- What is required
Would you write out the entries below, every one of them, exactly?

[Data entries for graphics]
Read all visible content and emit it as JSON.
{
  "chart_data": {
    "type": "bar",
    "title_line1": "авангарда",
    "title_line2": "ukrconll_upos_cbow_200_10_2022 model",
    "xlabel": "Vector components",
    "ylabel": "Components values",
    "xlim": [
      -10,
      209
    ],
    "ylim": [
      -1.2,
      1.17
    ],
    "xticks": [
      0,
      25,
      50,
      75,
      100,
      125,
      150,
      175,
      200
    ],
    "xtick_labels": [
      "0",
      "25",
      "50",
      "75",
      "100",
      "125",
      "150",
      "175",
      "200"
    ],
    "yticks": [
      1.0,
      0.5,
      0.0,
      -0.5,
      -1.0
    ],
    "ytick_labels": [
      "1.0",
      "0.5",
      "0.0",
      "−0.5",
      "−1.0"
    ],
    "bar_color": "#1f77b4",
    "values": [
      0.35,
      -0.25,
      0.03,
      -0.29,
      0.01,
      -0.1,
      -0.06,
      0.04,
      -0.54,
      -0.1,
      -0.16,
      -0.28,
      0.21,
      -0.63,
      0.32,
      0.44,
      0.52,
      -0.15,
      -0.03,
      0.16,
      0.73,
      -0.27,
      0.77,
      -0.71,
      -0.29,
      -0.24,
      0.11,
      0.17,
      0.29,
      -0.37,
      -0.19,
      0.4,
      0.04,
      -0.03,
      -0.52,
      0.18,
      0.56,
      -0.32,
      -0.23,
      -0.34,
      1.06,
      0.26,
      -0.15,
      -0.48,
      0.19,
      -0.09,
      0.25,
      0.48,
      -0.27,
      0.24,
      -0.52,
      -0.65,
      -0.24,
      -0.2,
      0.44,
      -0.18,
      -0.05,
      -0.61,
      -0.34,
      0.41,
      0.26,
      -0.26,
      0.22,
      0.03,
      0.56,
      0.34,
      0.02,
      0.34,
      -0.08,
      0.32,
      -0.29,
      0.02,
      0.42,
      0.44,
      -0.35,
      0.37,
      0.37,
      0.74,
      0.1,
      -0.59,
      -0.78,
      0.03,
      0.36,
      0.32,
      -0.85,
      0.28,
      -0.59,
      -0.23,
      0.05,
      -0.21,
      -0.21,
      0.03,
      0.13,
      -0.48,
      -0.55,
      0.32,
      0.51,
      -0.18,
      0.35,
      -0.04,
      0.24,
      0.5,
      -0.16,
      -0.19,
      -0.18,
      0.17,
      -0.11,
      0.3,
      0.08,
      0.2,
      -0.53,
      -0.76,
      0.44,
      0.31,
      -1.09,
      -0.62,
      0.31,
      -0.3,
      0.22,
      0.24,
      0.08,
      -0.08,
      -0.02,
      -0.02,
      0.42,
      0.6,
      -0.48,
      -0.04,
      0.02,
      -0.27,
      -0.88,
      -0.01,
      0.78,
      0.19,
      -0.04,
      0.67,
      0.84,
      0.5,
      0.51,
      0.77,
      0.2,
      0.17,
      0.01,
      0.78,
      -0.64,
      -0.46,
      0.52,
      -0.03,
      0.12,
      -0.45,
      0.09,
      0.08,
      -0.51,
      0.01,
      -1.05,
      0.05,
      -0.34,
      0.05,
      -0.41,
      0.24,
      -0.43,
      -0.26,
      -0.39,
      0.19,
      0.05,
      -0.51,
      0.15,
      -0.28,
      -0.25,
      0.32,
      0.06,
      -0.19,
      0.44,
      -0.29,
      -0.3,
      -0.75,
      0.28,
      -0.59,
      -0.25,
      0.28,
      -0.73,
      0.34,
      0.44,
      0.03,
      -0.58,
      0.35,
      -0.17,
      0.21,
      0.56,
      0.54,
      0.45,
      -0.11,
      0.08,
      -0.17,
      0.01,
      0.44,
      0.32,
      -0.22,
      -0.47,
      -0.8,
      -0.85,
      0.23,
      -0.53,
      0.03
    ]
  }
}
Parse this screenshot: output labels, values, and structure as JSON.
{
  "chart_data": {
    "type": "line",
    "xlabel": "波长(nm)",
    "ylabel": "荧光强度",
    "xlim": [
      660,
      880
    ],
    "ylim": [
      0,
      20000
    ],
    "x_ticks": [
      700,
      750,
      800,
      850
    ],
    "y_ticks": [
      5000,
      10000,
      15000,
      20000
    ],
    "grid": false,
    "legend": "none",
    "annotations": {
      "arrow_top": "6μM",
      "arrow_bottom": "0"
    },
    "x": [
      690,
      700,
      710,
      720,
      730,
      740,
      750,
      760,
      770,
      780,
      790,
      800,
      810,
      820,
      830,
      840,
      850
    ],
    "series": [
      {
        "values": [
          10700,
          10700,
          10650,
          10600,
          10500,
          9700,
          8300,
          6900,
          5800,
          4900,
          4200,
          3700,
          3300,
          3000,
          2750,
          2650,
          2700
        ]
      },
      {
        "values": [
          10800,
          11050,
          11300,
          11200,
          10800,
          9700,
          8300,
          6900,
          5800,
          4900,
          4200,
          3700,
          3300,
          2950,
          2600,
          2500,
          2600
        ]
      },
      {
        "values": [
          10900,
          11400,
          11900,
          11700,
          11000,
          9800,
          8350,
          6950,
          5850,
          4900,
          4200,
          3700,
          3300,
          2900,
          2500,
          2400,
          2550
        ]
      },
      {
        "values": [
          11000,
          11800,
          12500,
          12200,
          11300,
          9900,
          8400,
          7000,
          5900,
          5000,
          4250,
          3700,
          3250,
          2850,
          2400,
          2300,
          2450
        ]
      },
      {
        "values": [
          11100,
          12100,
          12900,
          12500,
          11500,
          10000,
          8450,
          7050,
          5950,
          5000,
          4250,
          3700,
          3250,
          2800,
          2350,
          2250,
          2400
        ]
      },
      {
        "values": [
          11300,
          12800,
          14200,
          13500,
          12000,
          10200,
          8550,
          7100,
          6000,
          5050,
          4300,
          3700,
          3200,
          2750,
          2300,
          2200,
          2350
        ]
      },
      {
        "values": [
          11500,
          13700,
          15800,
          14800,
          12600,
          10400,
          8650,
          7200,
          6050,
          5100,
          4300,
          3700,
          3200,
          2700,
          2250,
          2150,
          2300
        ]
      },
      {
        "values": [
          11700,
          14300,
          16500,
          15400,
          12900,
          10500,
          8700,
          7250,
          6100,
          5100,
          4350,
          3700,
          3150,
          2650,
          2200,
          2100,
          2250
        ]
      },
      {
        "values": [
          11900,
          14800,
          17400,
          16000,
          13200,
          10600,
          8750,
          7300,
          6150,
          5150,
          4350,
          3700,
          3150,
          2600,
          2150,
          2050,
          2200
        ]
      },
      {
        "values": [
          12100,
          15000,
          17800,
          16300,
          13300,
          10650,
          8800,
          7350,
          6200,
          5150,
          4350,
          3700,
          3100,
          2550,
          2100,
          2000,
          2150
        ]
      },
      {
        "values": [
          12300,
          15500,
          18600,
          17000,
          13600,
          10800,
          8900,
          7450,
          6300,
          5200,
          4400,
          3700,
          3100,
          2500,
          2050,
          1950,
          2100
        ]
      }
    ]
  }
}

- Result for this task
Read all visible content and emit it as JSON.
{
  "chart_data": {
    "type": "bar",
    "title_line1": "авангарда",
    "title_line2": "ukrconll_upos_cbow_200_10_2022 model",
    "xlabel": "Vector components",
    "ylabel": "Components values",
    "xlim": [
      -10,
      209
    ],
    "ylim": [
      -1.2,
      1.17
    ],
    "xticks": [
      0,
      25,
      50,
      75,
      100,
      125,
      150,
      175,
      200
    ],
    "xtick_labels": [
      "0",
      "25",
      "50",
      "75",
      "100",
      "125",
      "150",
      "175",
      "200"
    ],
    "yticks": [
      1.0,
      0.5,
      0.0,
      -0.5,
      -1.0
    ],
    "ytick_labels": [
      "1.0",
      "0.5",
      "0.0",
      "−0.5",
      "−1.0"
    ],
    "bar_color": "#1f77b4",
    "values": [
      0.35,
      -0.25,
      0.03,
      -0.29,
      0.01,
      -0.1,
      -0.06,
      0.04,
      -0.54,
      -0.1,
      -0.16,
      -0.28,
      0.21,
      -0.63,
      0.32,
      0.44,
      0.52,
      -0.15,
      -0.03,
      0.16,
      0.73,
      -0.27,
      0.77,
      -0.71,
      -0.29,
      -0.24,
      0.11,
      0.17,
      0.29,
      -0.37,
      -0.19,
      0.4,
      0.04,
      -0.03,
      -0.52,
      0.18,
      0.56,
      -0.32,
      -0.23,
      -0.34,
      1.06,
      0.26,
      -0.15,
      -0.48,
      0.19,
      -0.09,
      0.25,
      0.48,
      -0.27,
      0.24,
      -0.52,
      -0.65,
      -0.24,
      -0.2,
      0.44,
      -0.18,
      -0.05,
      -0.61,
      -0.34,
      0.41,
      0.26,
      -0.26,
      0.22,
      0.03,
      0.56,
      0.34,
      0.02,
      0.34,
      -0.08,
      0.32,
      -0.29,
      0.02,
      0.42,
      0.44,
      -0.35,
      0.37,
      0.37,
      0.74,
      0.1,
      -0.59,
      -0.78,
      0.03,
      0.36,
      0.32,
      -0.85,
      0.28,
      -0.59,
      -0.23,
      0.05,
      -0.21,
      -0.21,
      0.03,
      0.13,
      -0.48,
      -0.55,
      0.32,
      0.51,
      -0.18,
      0.35,
      -0.04,
      0.24,
      0.5,
      -0.16,
      -0.19,
      -0.18,
      0.17,
      -0.11,
      0.3,
      0.08,
      0.2,
      -0.53,
      -0.76,
      0.44,
      0.31,
      -1.09,
      -0.62,
      0.31,
      -0.3,
      0.22,
      0.24,
      0.08,
      -0.08,
      -0.02,
      -0.02,
      0.42,
      0.6,
      -0.48,
      -0.04,
      0.02,
      -0.27,
      -0.88,
      -0.01,
      0.78,
      0.19,
      -0.04,
      0.67,
      0.84,
      0.5,
      0.51,
      0.77,
      0.2,
      0.17,
      0.01,
      0.78,
      -0.64,
      -0.46,
      0.52,
      -0.03,
      0.12,
      -0.45,
      0.09,
      0.08,
      -0.51,
      0.01,
      -1.05,
      0.05,
      -0.34,
      0.05,
      -0.41,
      0.24,
      -0.43,
      -0.26,
      -0.39,
      0.19,
      0.05,
      -0.51,
      0.15,
      -0.28,
      -0.25,
      0.32,
      0.06,
      -0.19,
      0.44,
      -0.29,
      -0.3,
      -0.75,
      0.28,
      -0.59,
      -0.25,
      0.28,
      -0.73,
      0.34,
      0.44,
      0.03,
      -0.58,
      0.35,
      -0.17,
      0.21,
      0.56,
      0.54,
      0.45,
      -0.11,
      0.08,
      -0.17,
      0.01,
      0.44,
      0.32,
      -0.22,
      -0.47,
      -0.8,
      -0.85,
      0.23,
      -0.53,
      0.03
    ]
  }
}
Parse this screenshot: output labels, values, and structure as JSON.
{
  "chart_data": {
    "type": "line",
    "xlabel": "波长(nm)",
    "ylabel": "荧光强度",
    "xlim": [
      660,
      880
    ],
    "ylim": [
      0,
      20000
    ],
    "x_ticks": [
      700,
      750,
      800,
      850
    ],
    "y_ticks": [
      5000,
      10000,
      15000,
      20000
    ],
    "grid": false,
    "legend": "none",
    "annotations": {
      "arrow_top": "6μM",
      "arrow_bottom": "0"
    },
    "x": [
      690,
      700,
      710,
      720,
      730,
      740,
      750,
      760,
      770,
      780,
      790,
      800,
      810,
      820,
      830,
      840,
      850
    ],
    "series": [
      {
        "values": [
          10700,
          10700,
          10650,
          10600,
          10500,
          9700,
          8300,
          6900,
          5800,
          4900,
          4200,
          3700,
          3300,
          3000,
          2750,
          2650,
          2700
        ]
      },
      {
        "values": [
          10800,
          11050,
          11300,
          11200,
          10800,
          9700,
          8300,
          6900,
          5800,
          4900,
          4200,
          3700,
          3300,
          2950,
          2600,
          2500,
          2600
        ]
      },
      {
        "values": [
          10900,
          11400,
          11900,
          11700,
          11000,
          9800,
          8350,
          6950,
          5850,
          4900,
          4200,
          3700,
          3300,
          2900,
          2500,
          2400,
          2550
        ]
      },
      {
        "values": [
          11000,
          11800,
          12500,
          12200,
          11300,
          9900,
          8400,
          7000,
          5900,
          5000,
          4250,
          3700,
          3250,
          2850,
          2400,
          2300,
          2450
        ]
      },
      {
        "values": [
          11100,
          12100,
          12900,
          12500,
          11500,
          10000,
          8450,
          7050,
          5950,
          5000,
          4250,
          3700,
          3250,
          2800,
          2350,
          2250,
          2400
        ]
      },
      {
        "values": [
          11300,
          12800,
          14200,
          13500,
          12000,
          10200,
          8550,
          7100,
          6000,
          5050,
          4300,
          3700,
          3200,
          2750,
          2300,
          2200,
          2350
        ]
      },
      {
        "values": [
          11500,
          13700,
          15800,
          14800,
          12600,
          10400,
          8650,
          7200,
          6050,
          5100,
          4300,
          3700,
          3200,
          2700,
          2250,
          2150,
          2300
        ]
      },
      {
        "values": [
          11700,
          14300,
          16500,
          15400,
          12900,
          10500,
          8700,
          7250,
          6100,
          5100,
          4350,
          3700,
          3150,
          2650,
          2200,
          2100,
          2250
        ]
      },
      {
        "values": [
          11900,
          14800,
          17400,
          16000,
          13200,
          10600,
          8750,
          7300,
          6150,
          5150,
          4350,
          3700,
          3150,
          2600,
          2150,
          2050,
          2200
        ]
      },
      {
        "values": [
          12100,
          15000,
          17800,
          16300,
          13300,
          10650,
          8800,
          7350,
          6200,
          5150,
          4350,
          3700,
          3100,
          2550,
          2100,
          2000,
          2150
        ]
      },
      {
        "values": [
          12300,
          15500,
          18600,
          17000,
          13600,
          10800,
          8900,
          7450,
          6300,
          5200,
          4400,
          3700,
          3100,
          2500,
          2050,
          1950,
          2100
        ]
      }
    ]
  }
}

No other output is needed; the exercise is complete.